# Wood Slicer Band saw Blade



## Jim Jakosh

Glad to hear it, Tom. I will keep them in mind when I next purchase blades….......Jim


----------



## jumbojack

Tom, I have been extolling the benefits of the Woodslicer blade on these forums since the first day of using one. Further if you watch and follow the advice given on this video by Alex Snodgrass. You will HAVE NO DRIFT. Your saw will run smoother, quieter with accurate cuts and did I mention NO DRIFT.






The techniques work for me and actually make sense.


----------



## HillbillyShooter

Very good blade, and what you say is all right on point. In fact, I spent a couple of hours with my Wood slicer this after noon-great cuts and no drift.


----------



## lew

Best resaw blade for the $$$.
Buy it, you won't regret it.


----------



## dczward

After learning how to set up my saw from the Alex Snodgrass video, I bought a wood slicer, and it was fantastic. However, I'm increasingly suspicious that the mere act of changing the blade to a new one did more to improve my setup than the high quality of the Woodslicer. To test that, I bought a pair of 3 tpi 1/2 blades for $12 each, and got similar results. So I'm leaning towards the theory that, while the woodslicer is great, most of us just leave a blade on the saw too long, it gets dull, and things suck. We should just change blades frequently, and we'll get good results. If I can get 2-3 "cheap" blades vs 1 Woodslicer, and get 95% of the performance per blade, maybe that's a way to go.


----------



## dczward

In fact, just today, I tried slicing some figured maple for a veneer. 3" into the 1/8" cut, the blade had bowed out and hit the aluminum fence. That $12 blade had been going through qtr white oak for the last few month, so it was worn. I switched out the blade for another $12 3 tpi 1/2" blade, and got these out of my 14" Grizzly bs…


----------



## MrTom

Douglas you may be very well right about the set up being more important than the blade. I don't claim to be an expert when it comes to a bandsaw, all I can do is report what took place when I purchased the wood slicer. If the 12 dollar blades does the same and yes you could buy three of those for about the same price of the wood slicer. Even if you used three 12 dollar blades to the one wood slicer then I would see no advantage over either one but if you get more use out of the 12 dollar than you would the wood slicer then you are ahead.

◆ Challenge:
Reproduce the full forum thread above about the Wood Slicer band saw blade, word for word.

Annotated element entries
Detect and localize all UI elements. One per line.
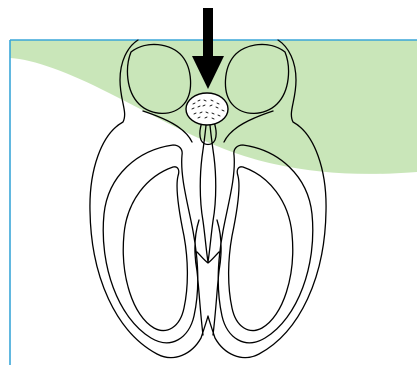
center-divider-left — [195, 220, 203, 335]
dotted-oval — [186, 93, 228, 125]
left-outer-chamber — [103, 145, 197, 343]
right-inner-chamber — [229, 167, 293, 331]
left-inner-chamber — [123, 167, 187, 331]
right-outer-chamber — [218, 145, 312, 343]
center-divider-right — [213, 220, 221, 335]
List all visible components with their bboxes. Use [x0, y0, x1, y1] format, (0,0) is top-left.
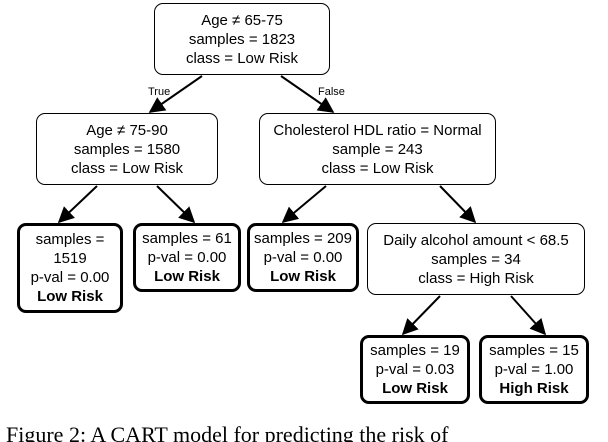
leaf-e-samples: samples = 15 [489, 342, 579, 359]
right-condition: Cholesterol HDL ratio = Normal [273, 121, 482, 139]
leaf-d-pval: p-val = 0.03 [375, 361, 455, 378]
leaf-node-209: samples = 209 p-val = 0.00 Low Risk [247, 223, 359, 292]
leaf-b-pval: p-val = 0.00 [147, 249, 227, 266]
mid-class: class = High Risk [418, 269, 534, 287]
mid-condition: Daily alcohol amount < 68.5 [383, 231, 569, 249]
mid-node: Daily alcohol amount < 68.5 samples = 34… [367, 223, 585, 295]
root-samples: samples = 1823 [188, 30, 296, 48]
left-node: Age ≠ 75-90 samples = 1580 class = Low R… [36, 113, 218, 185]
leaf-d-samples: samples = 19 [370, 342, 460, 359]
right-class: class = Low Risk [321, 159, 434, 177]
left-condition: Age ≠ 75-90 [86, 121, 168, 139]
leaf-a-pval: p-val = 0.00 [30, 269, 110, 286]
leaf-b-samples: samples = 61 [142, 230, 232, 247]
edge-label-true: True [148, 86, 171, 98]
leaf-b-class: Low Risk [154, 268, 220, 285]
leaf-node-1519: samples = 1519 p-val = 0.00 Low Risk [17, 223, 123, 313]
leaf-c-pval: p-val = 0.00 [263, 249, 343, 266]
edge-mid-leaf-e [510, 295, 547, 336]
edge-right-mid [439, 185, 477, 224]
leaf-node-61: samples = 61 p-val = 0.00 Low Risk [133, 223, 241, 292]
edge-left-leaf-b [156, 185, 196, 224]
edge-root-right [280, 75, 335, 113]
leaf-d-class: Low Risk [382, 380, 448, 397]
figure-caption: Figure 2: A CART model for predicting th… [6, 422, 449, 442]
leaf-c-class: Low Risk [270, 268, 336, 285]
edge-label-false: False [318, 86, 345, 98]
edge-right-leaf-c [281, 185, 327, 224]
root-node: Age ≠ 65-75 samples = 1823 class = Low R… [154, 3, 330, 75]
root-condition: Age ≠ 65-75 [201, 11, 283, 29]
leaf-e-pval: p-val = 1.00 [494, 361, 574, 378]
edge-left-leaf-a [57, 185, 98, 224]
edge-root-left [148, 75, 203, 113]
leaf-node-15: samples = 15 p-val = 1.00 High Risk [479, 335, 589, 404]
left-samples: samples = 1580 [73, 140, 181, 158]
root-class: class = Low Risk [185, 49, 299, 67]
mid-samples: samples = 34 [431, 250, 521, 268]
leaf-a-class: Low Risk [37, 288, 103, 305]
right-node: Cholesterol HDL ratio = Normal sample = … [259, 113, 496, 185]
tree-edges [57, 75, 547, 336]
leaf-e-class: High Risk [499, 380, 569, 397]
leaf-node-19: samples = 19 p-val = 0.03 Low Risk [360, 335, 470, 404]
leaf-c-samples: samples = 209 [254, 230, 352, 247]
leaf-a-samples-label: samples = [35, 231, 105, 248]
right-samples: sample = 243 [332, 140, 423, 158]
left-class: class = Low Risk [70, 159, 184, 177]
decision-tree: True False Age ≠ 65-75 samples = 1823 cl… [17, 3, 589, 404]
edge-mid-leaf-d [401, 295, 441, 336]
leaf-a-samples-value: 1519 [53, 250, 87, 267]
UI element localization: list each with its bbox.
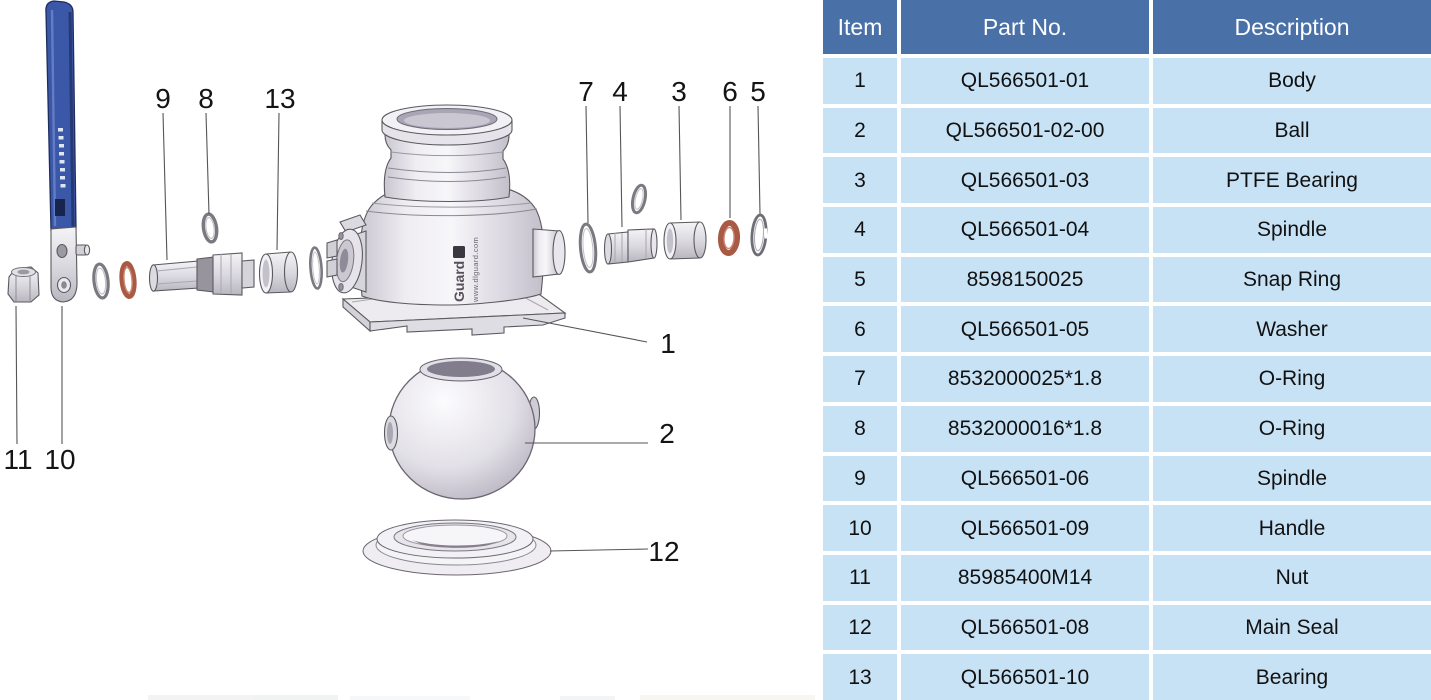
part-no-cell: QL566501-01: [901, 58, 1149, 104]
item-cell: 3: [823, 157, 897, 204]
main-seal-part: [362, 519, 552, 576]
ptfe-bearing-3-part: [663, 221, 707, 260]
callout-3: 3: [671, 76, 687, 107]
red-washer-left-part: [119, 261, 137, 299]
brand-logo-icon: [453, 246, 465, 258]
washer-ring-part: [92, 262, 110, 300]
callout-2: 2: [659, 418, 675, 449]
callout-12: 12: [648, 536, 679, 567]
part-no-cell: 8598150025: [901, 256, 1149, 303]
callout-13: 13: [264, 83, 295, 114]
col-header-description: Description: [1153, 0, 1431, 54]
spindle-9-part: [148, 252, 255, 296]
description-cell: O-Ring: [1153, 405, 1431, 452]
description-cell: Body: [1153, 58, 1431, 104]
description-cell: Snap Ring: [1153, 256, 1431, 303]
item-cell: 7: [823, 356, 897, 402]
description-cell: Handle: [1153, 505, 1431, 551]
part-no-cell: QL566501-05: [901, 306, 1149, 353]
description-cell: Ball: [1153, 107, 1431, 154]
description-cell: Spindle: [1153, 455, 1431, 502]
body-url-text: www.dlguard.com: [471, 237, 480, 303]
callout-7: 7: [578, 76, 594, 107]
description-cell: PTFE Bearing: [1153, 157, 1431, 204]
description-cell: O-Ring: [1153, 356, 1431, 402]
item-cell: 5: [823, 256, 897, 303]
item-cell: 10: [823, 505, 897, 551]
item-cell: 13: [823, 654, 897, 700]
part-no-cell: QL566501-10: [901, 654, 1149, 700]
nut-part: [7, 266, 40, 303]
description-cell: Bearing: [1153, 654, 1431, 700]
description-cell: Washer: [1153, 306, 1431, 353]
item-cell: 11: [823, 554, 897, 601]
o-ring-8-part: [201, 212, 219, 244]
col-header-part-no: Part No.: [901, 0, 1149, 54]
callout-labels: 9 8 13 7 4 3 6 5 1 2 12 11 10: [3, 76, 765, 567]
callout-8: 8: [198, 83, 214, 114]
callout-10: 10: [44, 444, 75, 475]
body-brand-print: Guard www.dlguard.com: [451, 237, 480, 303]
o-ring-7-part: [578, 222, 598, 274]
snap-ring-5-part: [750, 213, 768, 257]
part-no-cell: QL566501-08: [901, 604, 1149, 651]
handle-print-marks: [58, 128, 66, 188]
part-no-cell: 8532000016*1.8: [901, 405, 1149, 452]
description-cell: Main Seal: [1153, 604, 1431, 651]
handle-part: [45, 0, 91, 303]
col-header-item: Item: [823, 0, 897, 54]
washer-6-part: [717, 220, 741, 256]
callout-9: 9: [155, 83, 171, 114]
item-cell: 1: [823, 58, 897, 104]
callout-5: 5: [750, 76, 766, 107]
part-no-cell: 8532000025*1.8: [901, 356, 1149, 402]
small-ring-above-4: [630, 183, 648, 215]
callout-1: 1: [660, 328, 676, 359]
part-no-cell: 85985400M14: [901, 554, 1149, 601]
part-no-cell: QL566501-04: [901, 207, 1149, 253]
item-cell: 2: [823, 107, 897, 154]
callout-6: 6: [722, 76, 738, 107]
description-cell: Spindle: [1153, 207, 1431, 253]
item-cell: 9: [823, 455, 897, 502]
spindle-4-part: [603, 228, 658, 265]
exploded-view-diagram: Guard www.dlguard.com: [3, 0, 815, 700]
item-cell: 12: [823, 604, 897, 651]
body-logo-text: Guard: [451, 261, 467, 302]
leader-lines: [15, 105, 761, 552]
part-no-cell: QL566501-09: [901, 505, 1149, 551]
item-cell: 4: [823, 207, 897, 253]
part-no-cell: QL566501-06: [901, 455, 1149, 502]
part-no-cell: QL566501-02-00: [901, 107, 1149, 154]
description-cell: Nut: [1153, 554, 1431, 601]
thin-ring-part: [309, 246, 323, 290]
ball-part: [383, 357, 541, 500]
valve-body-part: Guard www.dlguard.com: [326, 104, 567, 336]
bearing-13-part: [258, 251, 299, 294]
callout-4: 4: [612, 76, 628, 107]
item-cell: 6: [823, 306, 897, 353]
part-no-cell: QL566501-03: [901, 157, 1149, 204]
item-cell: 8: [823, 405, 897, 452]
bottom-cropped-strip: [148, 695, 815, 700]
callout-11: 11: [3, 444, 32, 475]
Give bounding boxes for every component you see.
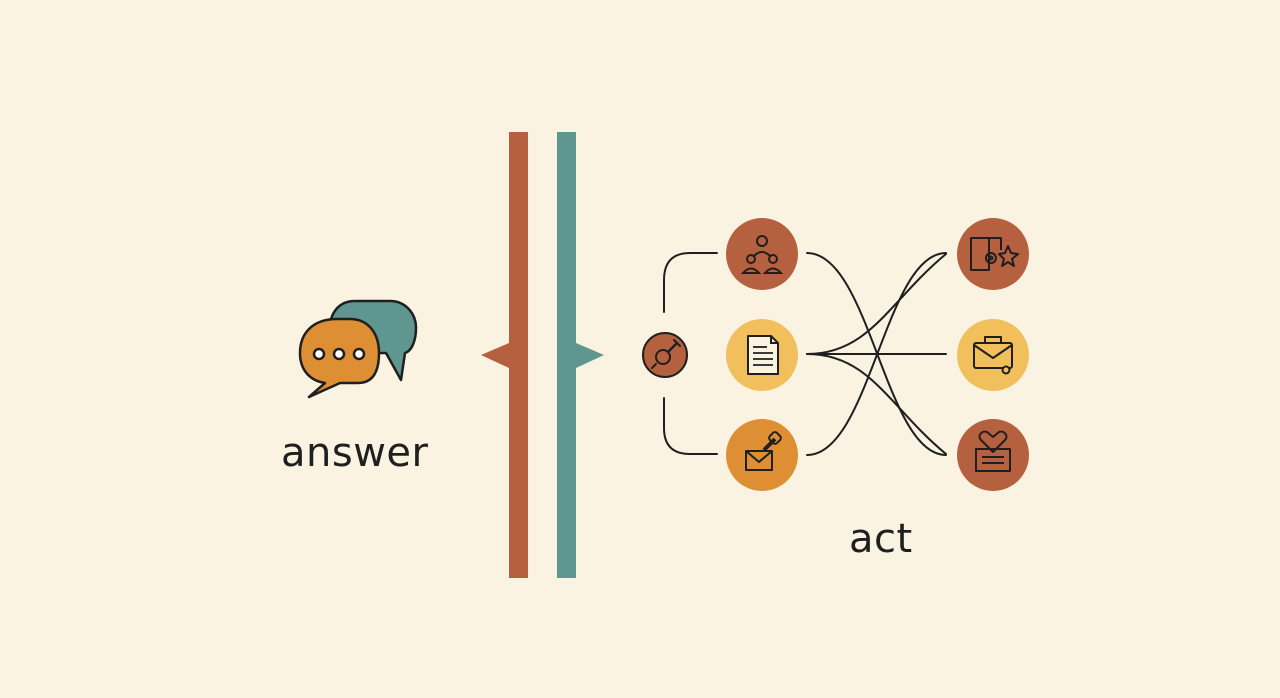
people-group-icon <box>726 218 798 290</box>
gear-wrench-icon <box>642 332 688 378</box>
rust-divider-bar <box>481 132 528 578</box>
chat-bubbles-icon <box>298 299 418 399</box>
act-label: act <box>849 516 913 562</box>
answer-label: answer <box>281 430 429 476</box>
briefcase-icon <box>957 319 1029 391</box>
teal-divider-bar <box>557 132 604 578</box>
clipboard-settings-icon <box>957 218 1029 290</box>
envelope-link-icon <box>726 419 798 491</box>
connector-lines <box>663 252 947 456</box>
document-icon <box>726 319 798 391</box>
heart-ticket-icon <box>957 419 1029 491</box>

◆ Response to this task:
# Wood Slicer Band saw Blade



## Jim Jakosh

Glad to hear it, Tom. I will keep them in mind when I next purchase blades….......Jim


----------



## jumbojack

Tom, I have been extolling the benefits of the Woodslicer blade on these forums since the first day of using one. Further if you watch and follow the advice given on this video by Alex Snodgrass. You will HAVE NO DRIFT. Your saw will run smoother, quieter with accurate cuts and did I mention NO DRIFT.






The techniques work for me and actually make sense.


----------



## HillbillyShooter

Very good blade, and what you say is all right on point. In fact, I spent a couple of hours with my Wood slicer this after noon-great cuts and no drift.


----------



## lew

Best resaw blade for the $$$.
Buy it, you won't regret it.


----------



## dczward

After learning how to set up my saw from the Alex Snodgrass video, I bought a wood slicer, and it was fantastic. However, I'm increasingly suspicious that the mere act of changing the blade to a new one did more to improve my setup than the high quality of the Woodslicer. To test that, I bought a pair of 3 tpi 1/2 blades for $12 each, and got similar results. So I'm leaning towards the theory that, while the woodslicer is great, most of us just leave a blade on the saw too long, it gets dull, and things suck. We should just change blades frequently, and we'll get good results. If I can get 2-3 "cheap" blades vs 1 Woodslicer, and get 95% of the performance per blade, maybe that's a way to go.


----------



## dczward

In fact, just today, I tried slicing some figured maple for a veneer. 3" into the 1/8" cut, the blade had bowed out and hit the aluminum fence. That $12 blade had been going through qtr white oak for the last few month, so it was worn. I switched out the blade for another $12 3 tpi 1/2" blade, and got these out of my 14" Grizzly bs…


----------



## MrTom

Douglas you may be very well right about the set up being more important than the blade. I don't claim to be an expert when it comes to a bandsaw, all I can do is report what took place when I purchased the wood slicer. If the 12 dollar blades does the same and yes you could buy three of those for about the same price of the wood slicer. Even if you used three 12 dollar blades to the one wood slicer then I would see no advantage over either one but if you get more use out of the 12 dollar than you would the wood slicer then you are ahead.